Goal:
Please determine how many lines of the material include the word "Explorer", and respond with nothing but that number.

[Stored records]
---
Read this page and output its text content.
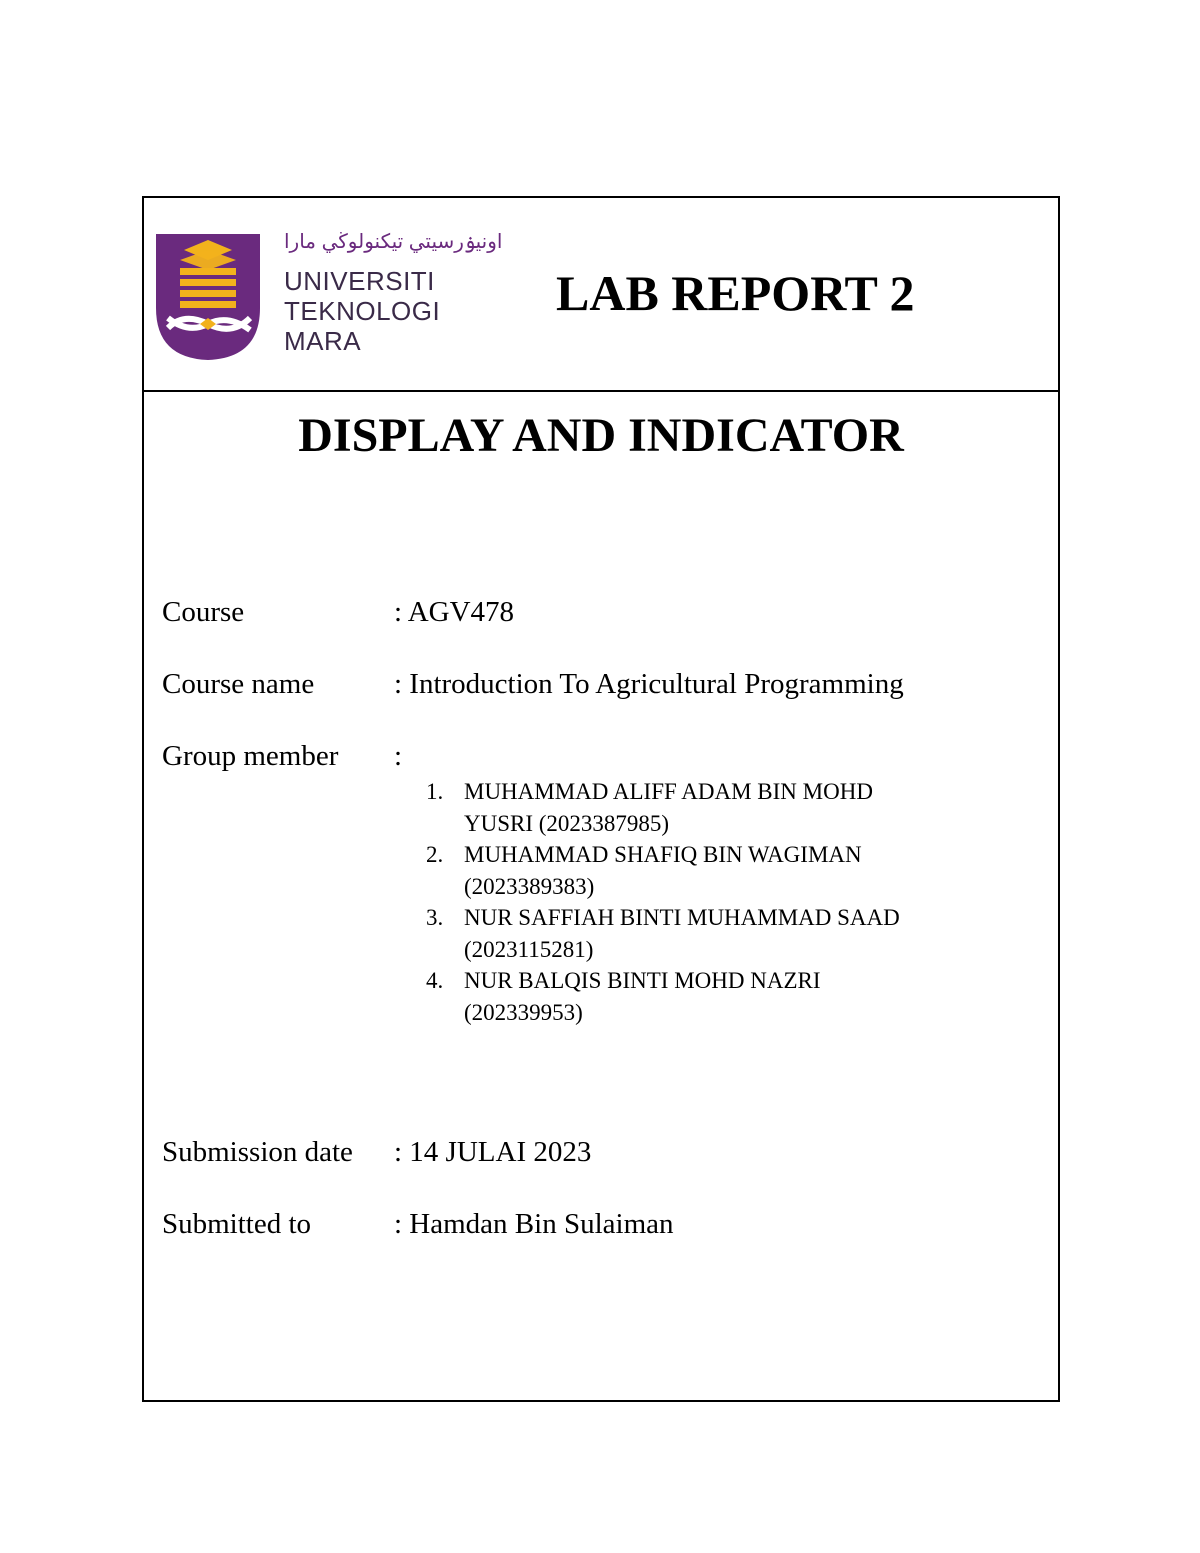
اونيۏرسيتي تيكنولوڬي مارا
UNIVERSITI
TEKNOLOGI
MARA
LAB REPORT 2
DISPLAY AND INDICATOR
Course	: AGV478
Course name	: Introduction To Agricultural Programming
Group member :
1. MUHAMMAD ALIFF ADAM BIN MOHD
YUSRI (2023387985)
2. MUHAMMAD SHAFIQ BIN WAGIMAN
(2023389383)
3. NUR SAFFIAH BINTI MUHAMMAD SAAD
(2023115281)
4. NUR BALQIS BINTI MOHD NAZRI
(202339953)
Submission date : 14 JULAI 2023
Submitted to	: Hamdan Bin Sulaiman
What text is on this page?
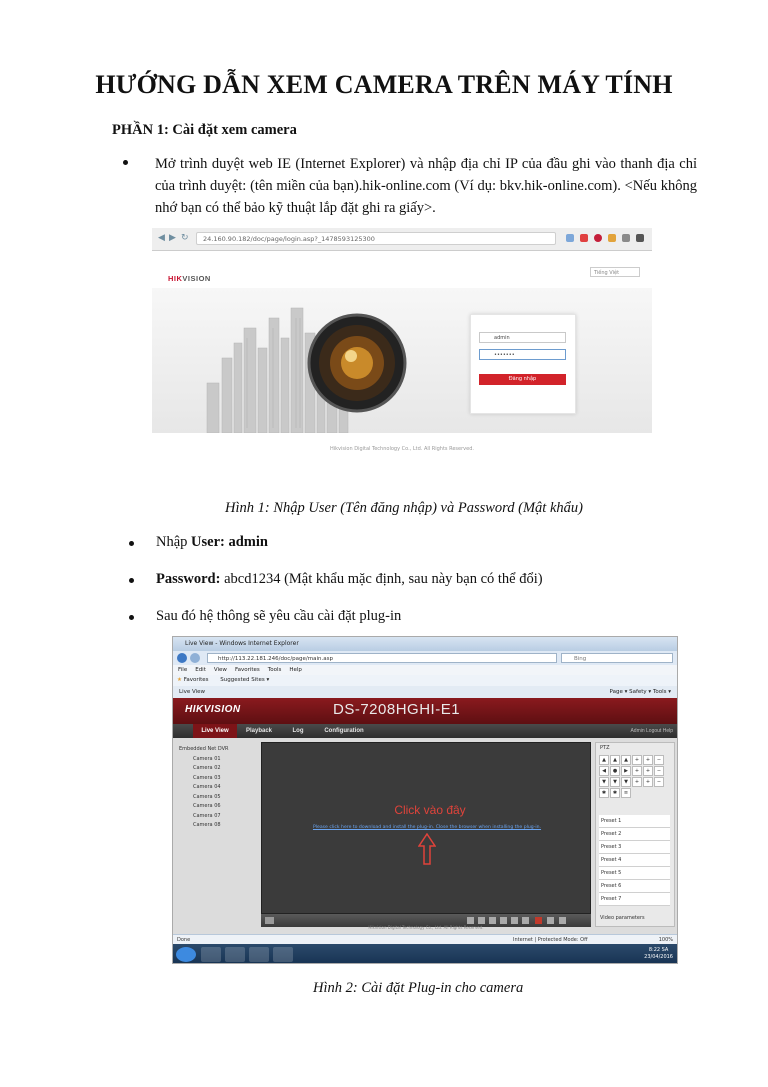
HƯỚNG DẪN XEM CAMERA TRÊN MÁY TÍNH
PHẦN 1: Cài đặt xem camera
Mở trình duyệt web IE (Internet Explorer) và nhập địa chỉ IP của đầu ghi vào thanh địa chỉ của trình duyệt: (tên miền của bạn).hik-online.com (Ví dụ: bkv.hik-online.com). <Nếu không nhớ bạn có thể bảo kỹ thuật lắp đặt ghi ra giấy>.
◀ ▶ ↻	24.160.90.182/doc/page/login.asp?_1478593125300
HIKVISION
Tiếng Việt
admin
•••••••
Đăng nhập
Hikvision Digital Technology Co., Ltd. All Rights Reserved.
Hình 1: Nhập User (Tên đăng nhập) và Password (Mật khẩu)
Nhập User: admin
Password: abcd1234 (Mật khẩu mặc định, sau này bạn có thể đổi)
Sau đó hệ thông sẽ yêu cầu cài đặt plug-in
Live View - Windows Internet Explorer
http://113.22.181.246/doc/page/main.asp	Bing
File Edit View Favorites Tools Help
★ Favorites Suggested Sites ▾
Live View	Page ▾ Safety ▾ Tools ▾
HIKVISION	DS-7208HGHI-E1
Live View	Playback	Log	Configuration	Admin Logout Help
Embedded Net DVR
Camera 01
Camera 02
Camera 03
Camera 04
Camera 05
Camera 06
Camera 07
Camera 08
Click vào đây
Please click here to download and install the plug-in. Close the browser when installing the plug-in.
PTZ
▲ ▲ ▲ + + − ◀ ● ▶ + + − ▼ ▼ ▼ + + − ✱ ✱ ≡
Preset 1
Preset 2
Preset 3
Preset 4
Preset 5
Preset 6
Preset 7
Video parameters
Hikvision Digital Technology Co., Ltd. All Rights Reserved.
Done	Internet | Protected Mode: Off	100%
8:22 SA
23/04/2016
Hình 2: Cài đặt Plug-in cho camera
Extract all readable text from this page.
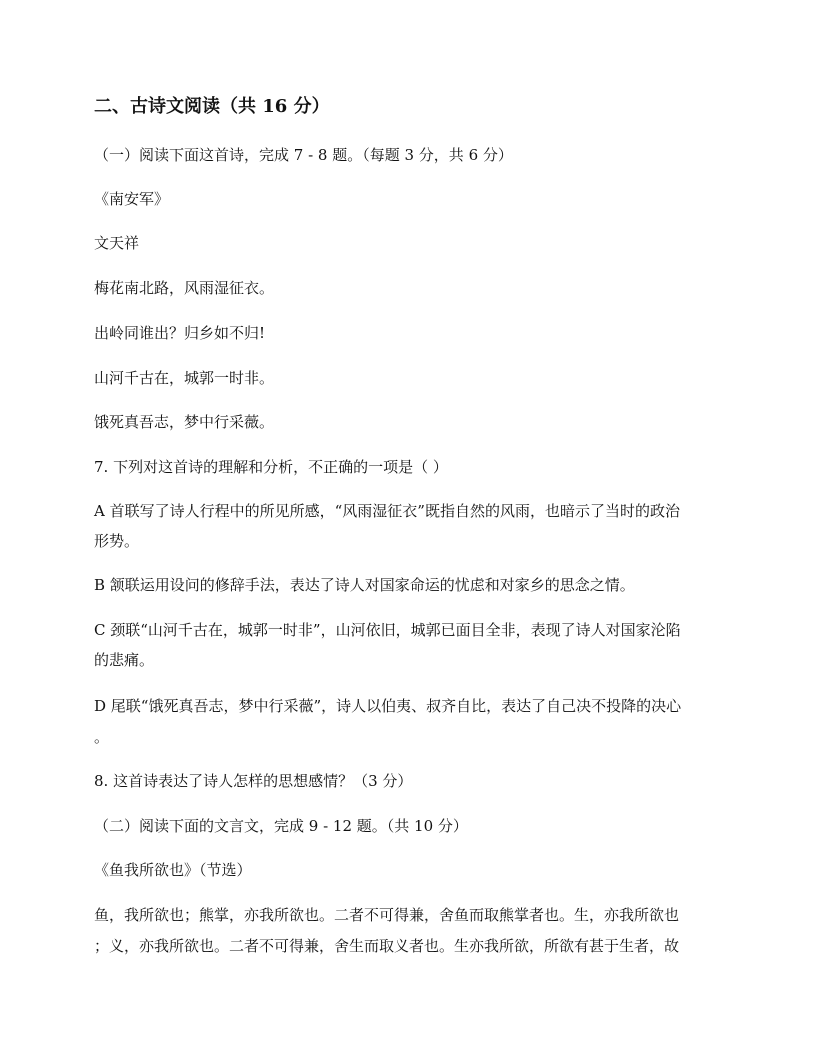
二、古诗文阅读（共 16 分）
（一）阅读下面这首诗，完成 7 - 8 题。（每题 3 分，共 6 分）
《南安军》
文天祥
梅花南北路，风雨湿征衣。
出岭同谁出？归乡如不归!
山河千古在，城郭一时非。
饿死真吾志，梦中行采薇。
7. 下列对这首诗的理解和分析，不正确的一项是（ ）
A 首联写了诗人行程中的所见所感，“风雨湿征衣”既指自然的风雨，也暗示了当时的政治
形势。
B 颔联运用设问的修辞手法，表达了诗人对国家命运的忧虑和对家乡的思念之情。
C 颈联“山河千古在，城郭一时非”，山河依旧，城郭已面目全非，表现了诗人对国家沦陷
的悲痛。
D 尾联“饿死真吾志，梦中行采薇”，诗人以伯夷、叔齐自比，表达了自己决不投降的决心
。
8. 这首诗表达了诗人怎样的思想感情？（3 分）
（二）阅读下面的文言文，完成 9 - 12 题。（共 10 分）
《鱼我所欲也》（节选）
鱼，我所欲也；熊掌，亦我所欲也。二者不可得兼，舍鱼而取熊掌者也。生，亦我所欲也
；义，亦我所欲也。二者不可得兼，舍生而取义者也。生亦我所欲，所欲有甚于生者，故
---
Written solution:
2